**RAW RECORDS**
___

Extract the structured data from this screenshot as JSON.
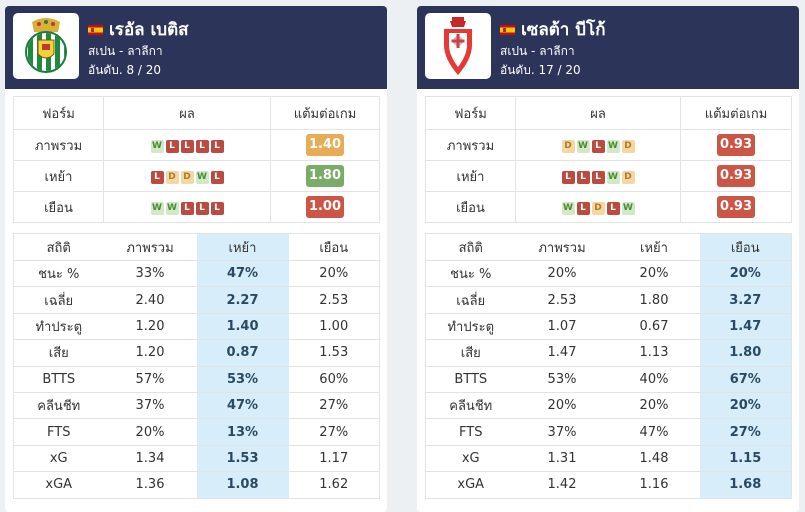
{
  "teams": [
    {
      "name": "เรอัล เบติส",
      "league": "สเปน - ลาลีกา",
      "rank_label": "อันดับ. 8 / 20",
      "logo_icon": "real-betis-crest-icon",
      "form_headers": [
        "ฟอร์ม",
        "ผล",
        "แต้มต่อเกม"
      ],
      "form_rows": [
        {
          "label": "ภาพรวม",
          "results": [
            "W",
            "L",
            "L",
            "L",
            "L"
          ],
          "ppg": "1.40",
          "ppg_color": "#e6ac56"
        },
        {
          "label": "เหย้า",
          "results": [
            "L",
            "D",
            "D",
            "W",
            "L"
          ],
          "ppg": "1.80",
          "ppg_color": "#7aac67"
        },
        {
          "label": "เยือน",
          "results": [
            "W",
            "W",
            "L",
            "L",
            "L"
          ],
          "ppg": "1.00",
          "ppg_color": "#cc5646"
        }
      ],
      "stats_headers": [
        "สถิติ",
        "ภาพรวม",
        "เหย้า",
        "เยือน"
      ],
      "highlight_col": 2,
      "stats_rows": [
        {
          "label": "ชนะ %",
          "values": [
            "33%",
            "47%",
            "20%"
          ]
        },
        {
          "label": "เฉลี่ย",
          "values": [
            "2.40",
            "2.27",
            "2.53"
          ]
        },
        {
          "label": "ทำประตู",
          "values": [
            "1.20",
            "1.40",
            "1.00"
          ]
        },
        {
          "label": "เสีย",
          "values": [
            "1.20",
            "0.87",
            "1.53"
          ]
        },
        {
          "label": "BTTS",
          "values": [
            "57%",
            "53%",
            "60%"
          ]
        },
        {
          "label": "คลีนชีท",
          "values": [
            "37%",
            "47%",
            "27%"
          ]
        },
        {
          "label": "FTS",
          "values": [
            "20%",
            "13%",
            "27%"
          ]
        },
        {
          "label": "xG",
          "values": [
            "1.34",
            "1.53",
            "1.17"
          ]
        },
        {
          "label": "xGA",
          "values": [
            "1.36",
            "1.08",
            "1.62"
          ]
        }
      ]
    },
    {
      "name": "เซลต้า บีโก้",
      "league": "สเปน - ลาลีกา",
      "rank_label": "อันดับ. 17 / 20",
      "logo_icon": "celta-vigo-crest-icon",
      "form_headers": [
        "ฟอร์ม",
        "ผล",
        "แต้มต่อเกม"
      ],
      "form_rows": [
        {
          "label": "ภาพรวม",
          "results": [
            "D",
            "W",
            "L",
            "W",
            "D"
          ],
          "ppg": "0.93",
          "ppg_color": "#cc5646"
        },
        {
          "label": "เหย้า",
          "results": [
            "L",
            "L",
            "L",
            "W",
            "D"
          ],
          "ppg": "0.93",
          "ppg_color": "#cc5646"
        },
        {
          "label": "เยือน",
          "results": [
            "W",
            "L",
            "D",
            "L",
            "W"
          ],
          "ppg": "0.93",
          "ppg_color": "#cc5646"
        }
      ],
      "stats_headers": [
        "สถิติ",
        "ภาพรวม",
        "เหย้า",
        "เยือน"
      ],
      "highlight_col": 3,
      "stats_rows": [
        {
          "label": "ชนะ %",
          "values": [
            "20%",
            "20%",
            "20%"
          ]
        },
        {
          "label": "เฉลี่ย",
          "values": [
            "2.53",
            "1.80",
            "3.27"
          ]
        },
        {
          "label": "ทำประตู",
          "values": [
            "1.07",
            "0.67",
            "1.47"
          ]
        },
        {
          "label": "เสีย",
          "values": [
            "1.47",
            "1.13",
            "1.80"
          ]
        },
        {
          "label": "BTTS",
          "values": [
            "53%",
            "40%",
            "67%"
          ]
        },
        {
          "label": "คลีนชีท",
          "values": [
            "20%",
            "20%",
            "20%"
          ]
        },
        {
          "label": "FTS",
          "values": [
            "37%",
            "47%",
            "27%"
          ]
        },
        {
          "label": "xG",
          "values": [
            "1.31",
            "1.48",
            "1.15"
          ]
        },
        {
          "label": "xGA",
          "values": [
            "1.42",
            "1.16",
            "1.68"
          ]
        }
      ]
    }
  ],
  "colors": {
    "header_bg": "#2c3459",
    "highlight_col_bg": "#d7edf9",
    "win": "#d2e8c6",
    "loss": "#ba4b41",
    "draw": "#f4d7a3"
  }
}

___

**YOUR INSTRUCTIONS**
Write out every line above exactly as it is, leaving out the pictures.

**SOLUTION FOR THIS EXERCISE**
Extract the structured data from this screenshot as JSON.
{
  "teams": [
    {
      "name": "เรอัล เบติส",
      "league": "สเปน - ลาลีกา",
      "rank_label": "อันดับ. 8 / 20",
      "logo_icon": "real-betis-crest-icon",
      "form_headers": [
        "ฟอร์ม",
        "ผล",
        "แต้มต่อเกม"
      ],
      "form_rows": [
        {
          "label": "ภาพรวม",
          "results": [
            "W",
            "L",
            "L",
            "L",
            "L"
          ],
          "ppg": "1.40",
          "ppg_color": "#e6ac56"
        },
        {
          "label": "เหย้า",
          "results": [
            "L",
            "D",
            "D",
            "W",
            "L"
          ],
          "ppg": "1.80",
          "ppg_color": "#7aac67"
        },
        {
          "label": "เยือน",
          "results": [
            "W",
            "W",
            "L",
            "L",
            "L"
          ],
          "ppg": "1.00",
          "ppg_color": "#cc5646"
        }
      ],
      "stats_headers": [
        "สถิติ",
        "ภาพรวม",
        "เหย้า",
        "เยือน"
      ],
      "highlight_col": 2,
      "stats_rows": [
        {
          "label": "ชนะ %",
          "values": [
            "33%",
            "47%",
            "20%"
          ]
        },
        {
          "label": "เฉลี่ย",
          "values": [
            "2.40",
            "2.27",
            "2.53"
          ]
        },
        {
          "label": "ทำประตู",
          "values": [
            "1.20",
            "1.40",
            "1.00"
          ]
        },
        {
          "label": "เสีย",
          "values": [
            "1.20",
            "0.87",
            "1.53"
          ]
        },
        {
          "label": "BTTS",
          "values": [
            "57%",
            "53%",
            "60%"
          ]
        },
        {
          "label": "คลีนชีท",
          "values": [
            "37%",
            "47%",
            "27%"
          ]
        },
        {
          "label": "FTS",
          "values": [
            "20%",
            "13%",
            "27%"
          ]
        },
        {
          "label": "xG",
          "values": [
            "1.34",
            "1.53",
            "1.17"
          ]
        },
        {
          "label": "xGA",
          "values": [
            "1.36",
            "1.08",
            "1.62"
          ]
        }
      ]
    },
    {
      "name": "เซลต้า บีโก้",
      "league": "สเปน - ลาลีกา",
      "rank_label": "อันดับ. 17 / 20",
      "logo_icon": "celta-vigo-crest-icon",
      "form_headers": [
        "ฟอร์ม",
        "ผล",
        "แต้มต่อเกม"
      ],
      "form_rows": [
        {
          "label": "ภาพรวม",
          "results": [
            "D",
            "W",
            "L",
            "W",
            "D"
          ],
          "ppg": "0.93",
          "ppg_color": "#cc5646"
        },
        {
          "label": "เหย้า",
          "results": [
            "L",
            "L",
            "L",
            "W",
            "D"
          ],
          "ppg": "0.93",
          "ppg_color": "#cc5646"
        },
        {
          "label": "เยือน",
          "results": [
            "W",
            "L",
            "D",
            "L",
            "W"
          ],
          "ppg": "0.93",
          "ppg_color": "#cc5646"
        }
      ],
      "stats_headers": [
        "สถิติ",
        "ภาพรวม",
        "เหย้า",
        "เยือน"
      ],
      "highlight_col": 3,
      "stats_rows": [
        {
          "label": "ชนะ %",
          "values": [
            "20%",
            "20%",
            "20%"
          ]
        },
        {
          "label": "เฉลี่ย",
          "values": [
            "2.53",
            "1.80",
            "3.27"
          ]
        },
        {
          "label": "ทำประตู",
          "values": [
            "1.07",
            "0.67",
            "1.47"
          ]
        },
        {
          "label": "เสีย",
          "values": [
            "1.47",
            "1.13",
            "1.80"
          ]
        },
        {
          "label": "BTTS",
          "values": [
            "53%",
            "40%",
            "67%"
          ]
        },
        {
          "label": "คลีนชีท",
          "values": [
            "20%",
            "20%",
            "20%"
          ]
        },
        {
          "label": "FTS",
          "values": [
            "37%",
            "47%",
            "27%"
          ]
        },
        {
          "label": "xG",
          "values": [
            "1.31",
            "1.48",
            "1.15"
          ]
        },
        {
          "label": "xGA",
          "values": [
            "1.42",
            "1.16",
            "1.68"
          ]
        }
      ]
    }
  ],
  "colors": {
    "header_bg": "#2c3459",
    "highlight_col_bg": "#d7edf9",
    "win": "#d2e8c6",
    "loss": "#ba4b41",
    "draw": "#f4d7a3"
  }
}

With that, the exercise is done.